TASK PROMPT
Look through the records below, and copy out every line that holds the string "حافظ".

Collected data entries
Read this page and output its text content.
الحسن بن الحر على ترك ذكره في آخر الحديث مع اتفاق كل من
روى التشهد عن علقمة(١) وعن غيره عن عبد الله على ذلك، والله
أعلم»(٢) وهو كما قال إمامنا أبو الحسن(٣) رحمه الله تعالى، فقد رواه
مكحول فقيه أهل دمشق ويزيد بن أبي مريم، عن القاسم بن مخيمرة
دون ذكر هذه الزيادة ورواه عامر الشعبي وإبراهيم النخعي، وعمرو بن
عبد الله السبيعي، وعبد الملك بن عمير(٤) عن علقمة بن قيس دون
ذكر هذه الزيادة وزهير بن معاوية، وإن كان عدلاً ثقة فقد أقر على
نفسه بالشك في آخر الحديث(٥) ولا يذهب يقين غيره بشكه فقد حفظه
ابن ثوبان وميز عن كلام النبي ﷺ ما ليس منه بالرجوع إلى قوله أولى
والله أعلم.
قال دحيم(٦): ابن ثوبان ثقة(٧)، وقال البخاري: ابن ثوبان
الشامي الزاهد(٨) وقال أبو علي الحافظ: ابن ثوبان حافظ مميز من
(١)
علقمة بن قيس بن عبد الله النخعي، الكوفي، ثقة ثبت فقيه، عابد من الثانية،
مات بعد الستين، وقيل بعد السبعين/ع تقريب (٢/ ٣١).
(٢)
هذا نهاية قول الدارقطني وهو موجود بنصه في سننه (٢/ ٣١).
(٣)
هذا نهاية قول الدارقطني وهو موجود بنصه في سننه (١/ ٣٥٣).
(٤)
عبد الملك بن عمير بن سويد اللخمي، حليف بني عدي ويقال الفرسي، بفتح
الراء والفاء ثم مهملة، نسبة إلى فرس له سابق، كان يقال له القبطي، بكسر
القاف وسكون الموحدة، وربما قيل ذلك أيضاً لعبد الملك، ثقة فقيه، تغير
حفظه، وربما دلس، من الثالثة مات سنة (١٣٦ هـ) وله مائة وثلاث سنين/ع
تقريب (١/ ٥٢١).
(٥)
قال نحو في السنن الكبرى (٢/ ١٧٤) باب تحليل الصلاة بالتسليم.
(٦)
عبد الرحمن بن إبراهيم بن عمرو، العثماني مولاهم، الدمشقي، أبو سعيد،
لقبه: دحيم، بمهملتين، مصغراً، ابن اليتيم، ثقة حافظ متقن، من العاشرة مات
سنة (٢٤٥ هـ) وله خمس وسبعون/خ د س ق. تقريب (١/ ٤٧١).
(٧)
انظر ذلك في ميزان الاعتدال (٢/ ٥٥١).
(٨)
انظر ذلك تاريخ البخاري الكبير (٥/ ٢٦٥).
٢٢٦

WRITTEN SOLUTION
الشامي الزاهد(٨) وقال أبو علي الحافظ: ابن ثوبان حافظ مميز من
لقبه: دحيم، بمهملتين، مصغراً، ابن اليتيم، ثقة حافظ متقن، من العاشرة مات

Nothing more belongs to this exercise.